↓↓↓

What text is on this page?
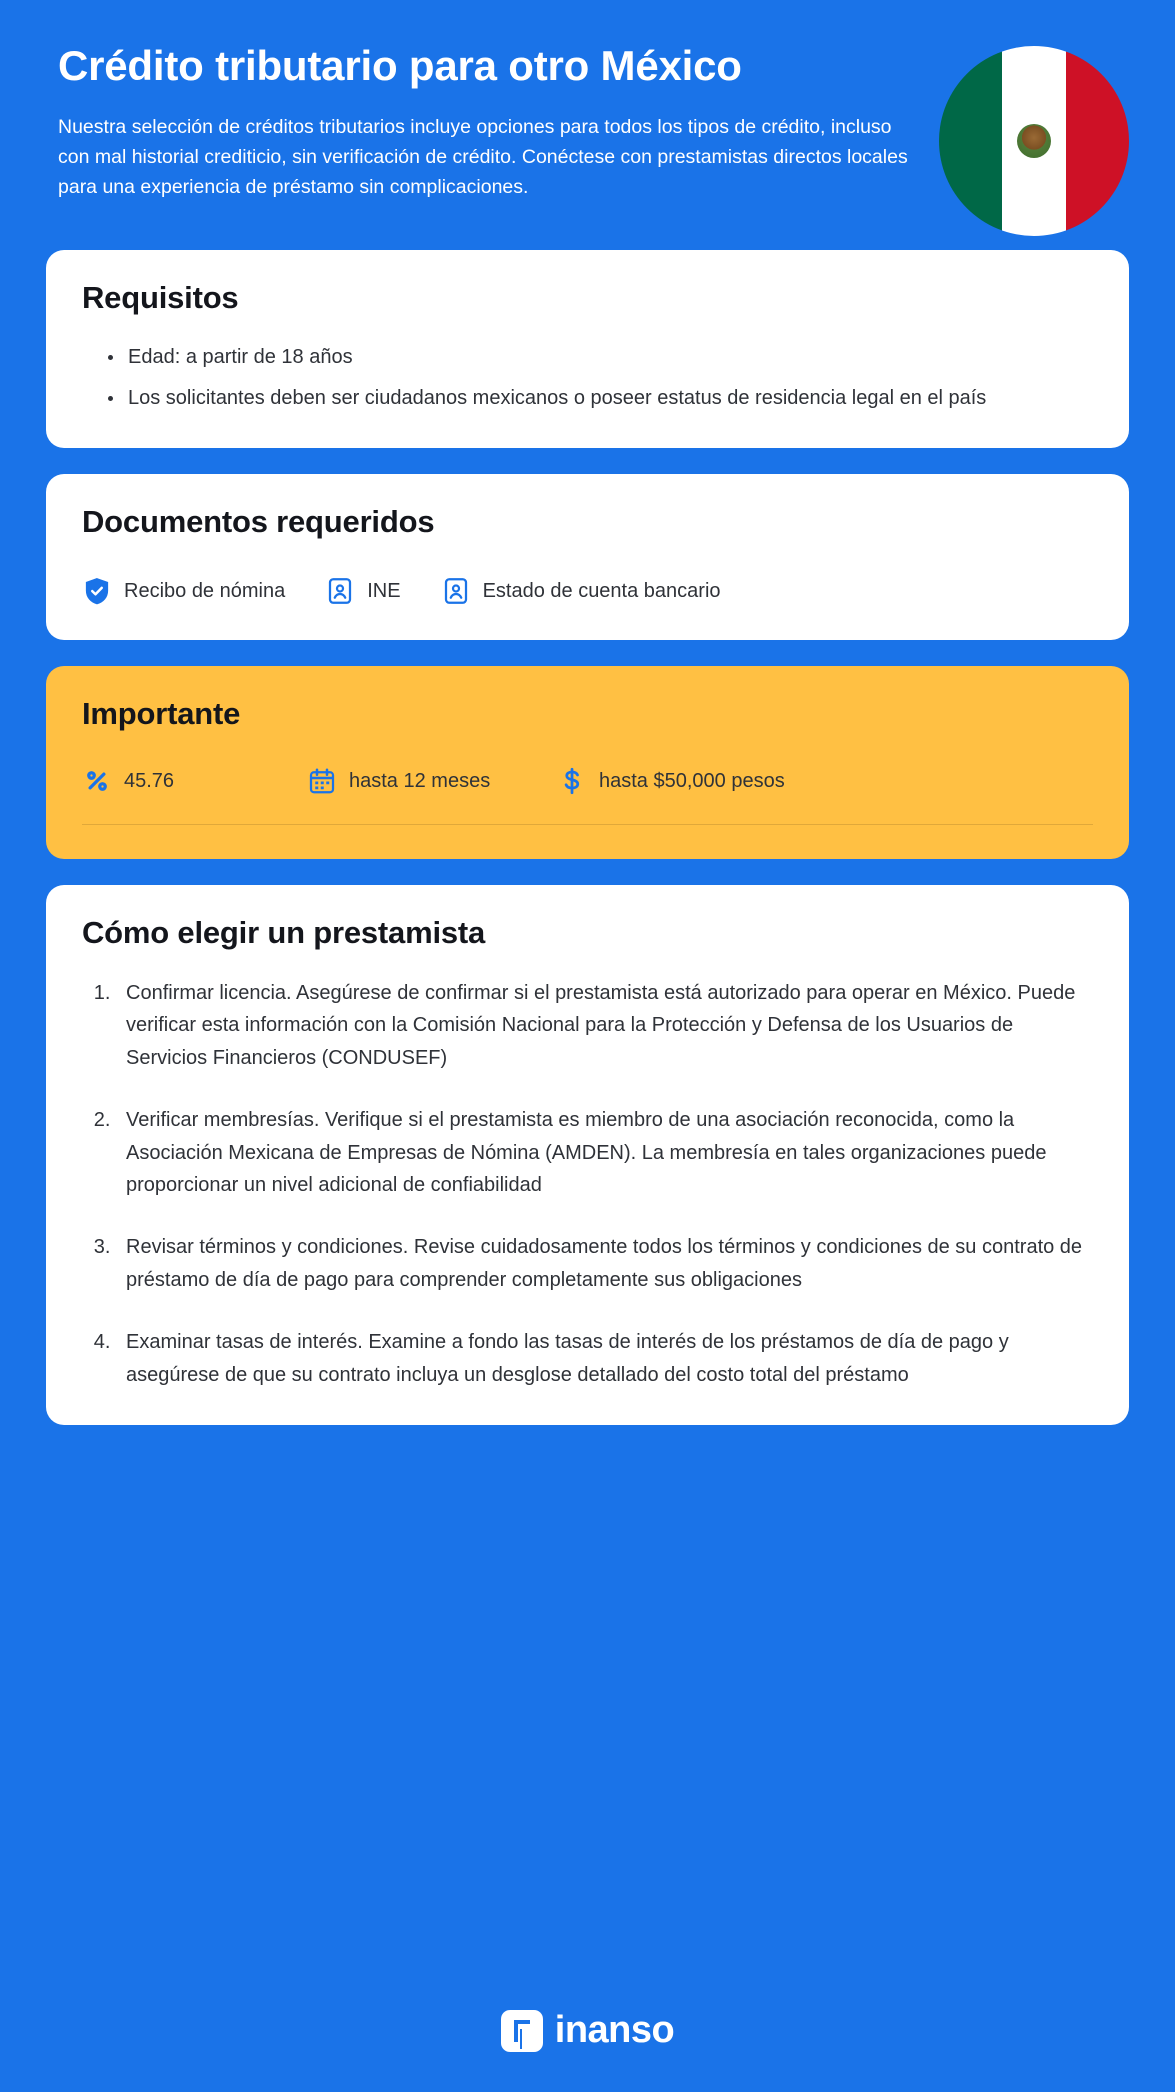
Crédito tributario para otro México

Nuestra selección de créditos tributarios incluye opciones para todos los tipos de crédito, incluso con mal historial crediticio, sin verificación de crédito. Conéctese con prestamistas directos locales para una experiencia de préstamo sin complicaciones.

Requisitos
Edad: a partir de 18 años
Los solicitantes deben ser ciudadanos mexicanos o poseer estatus de residencia legal en el país
Documentos requeridos
Recibo de nómina	INE	Estado de cuenta bancario
Importante
45.76	hasta 12 meses	hasta $50,000 pesos
Cómo elegir un prestamista
1. Confirmar licencia. Asegúrese de confirmar si el prestamista está autorizado para operar en México. Puede verificar esta información con la Comisión Nacional para la Protección y Defensa de los Usuarios de Servicios Financieros (CONDUSEF)
2. Verificar membresías. Verifique si el prestamista es miembro de una asociación reconocida, como la Asociación Mexicana de Empresas de Nómina (AMDEN). La membresía en tales organizaciones puede proporcionar un nivel adicional de confiabilidad
3. Revisar términos y condiciones. Revise cuidadosamente todos los términos y condiciones de su contrato de préstamo de día de pago para comprender completamente sus obligaciones
4. Examinar tasas de interés. Examine a fondo las tasas de interés de los préstamos de día de pago y asegúrese de que su contrato incluya un desglose detallado del costo total del préstamo
inanso
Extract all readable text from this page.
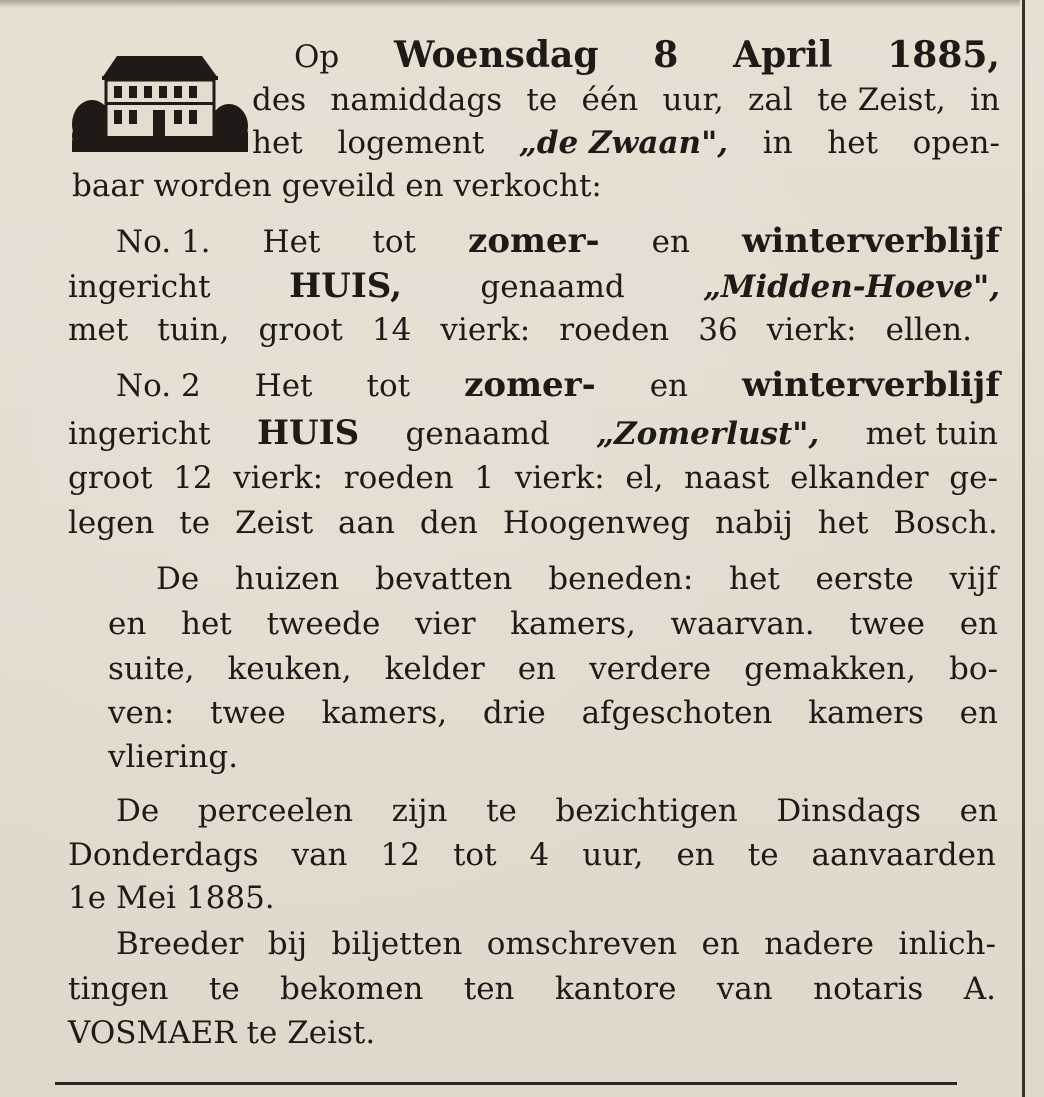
Op Woensdag 8 April 1885,
des namiddags te één uur, zal te Zeist, in
het logement „de Zwaan", in het open-
baar worden geveild en verkocht:
No. 1. Het tot zomer- en winterverblijf
ingericht HUIS,	genaamd	„Midden-Hoeve",
met tuin, groot 14 vierk: roeden 36 vierk: ellen.
No. 2 Het tot zomer- en winterverblijf
ingericht HUIS genaamd „Zomerlust", met tuin
groot 12 vierk: roeden 1 vierk: el, naast elkander ge-
legen te Zeist aan den Hoogenweg nabij het Bosch.
De huizen bevatten beneden: het eerste vijf
en het tweede vier kamers, waarvan. twee en
suite, keuken, kelder en verdere gemakken, bo-
ven: twee kamers, drie afgeschoten kamers en
vliering.
De perceelen zijn te bezichtigen Dinsdags en
Donderdags van 12 tot 4 uur, en te aanvaarden
1e Mei 1885.
Breeder bij biljetten omschreven en nadere inlich-
tingen te bekomen ten kantore van notaris A.
VOSMAER te Zeist.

↑↑↑

→ Goal
Pictures appear in the records above. Output everything except them, exactly.

→ Right answer
What text is on this page?
Crédito tributario para otro México

Nuestra selección de créditos tributarios incluye opciones para todos los tipos de crédito, incluso con mal historial crediticio, sin verificación de crédito. Conéctese con prestamistas directos locales para una experiencia de préstamo sin complicaciones.

Requisitos
Edad: a partir de 18 años
Los solicitantes deben ser ciudadanos mexicanos o poseer estatus de residencia legal en el país
Documentos requeridos
Recibo de nómina	INE	Estado de cuenta bancario
Importante
45.76	hasta 12 meses	hasta $50,000 pesos
Cómo elegir un prestamista
1. Confirmar licencia. Asegúrese de confirmar si el prestamista está autorizado para operar en México. Puede verificar esta información con la Comisión Nacional para la Protección y Defensa de los Usuarios de Servicios Financieros (CONDUSEF)
2. Verificar membresías. Verifique si el prestamista es miembro de una asociación reconocida, como la Asociación Mexicana de Empresas de Nómina (AMDEN). La membresía en tales organizaciones puede proporcionar un nivel adicional de confiabilidad
3. Revisar términos y condiciones. Revise cuidadosamente todos los términos y condiciones de su contrato de préstamo de día de pago para comprender completamente sus obligaciones
4. Examinar tasas de interés. Examine a fondo las tasas de interés de los préstamos de día de pago y asegúrese de que su contrato incluya un desglose detallado del costo total del préstamo
inanso
Extract all readable text from this page.
Op Woensdag 8 April 1885,
des namiddags te één uur, zal te Zeist, in
het logement „de Zwaan", in het open-
baar worden geveild en verkocht:
No. 1. Het tot zomer- en winterverblijf
ingericht HUIS,	genaamd	„Midden-Hoeve",
met tuin, groot 14 vierk: roeden 36 vierk: ellen.
No. 2 Het tot zomer- en winterverblijf
ingericht HUIS genaamd „Zomerlust", met tuin
groot 12 vierk: roeden 1 vierk: el, naast elkander ge-
legen te Zeist aan den Hoogenweg nabij het Bosch.
De huizen bevatten beneden: het eerste vijf
en het tweede vier kamers, waarvan. twee en
suite, keuken, kelder en verdere gemakken, bo-
ven: twee kamers, drie afgeschoten kamers en
vliering.
De perceelen zijn te bezichtigen Dinsdags en
Donderdags van 12 tot 4 uur, en te aanvaarden
1e Mei 1885.
Breeder bij biljetten omschreven en nadere inlich-
tingen te bekomen ten kantore van notaris A.
VOSMAER te Zeist.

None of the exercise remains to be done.